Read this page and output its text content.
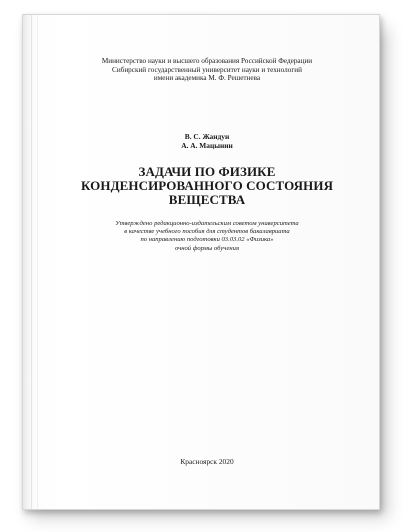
Министерство науки и высшего образования Российской Федерации
Сибирский государственный университет науки и технологий
имени академика М. Ф. Решетнева
В. С. Жандун
А. А. Мацынин
ЗАДАЧИ ПО ФИЗИКЕ
КОНДЕНСИРОВАННОГО СОСТОЯНИЯ
ВЕЩЕСТВА
Утверждено редакционно-издательским советом университета
в качестве учебного пособия для студентов бакалавриата
по направлению подготовки 03.03.02 «Физика»
очной формы обучения
Красноярск 2020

[WORK REQUIRED] Lines containing the string "науки" should be counted; reply with their number and nothing more.

[SOLUTION TO THE PROBLEM] 2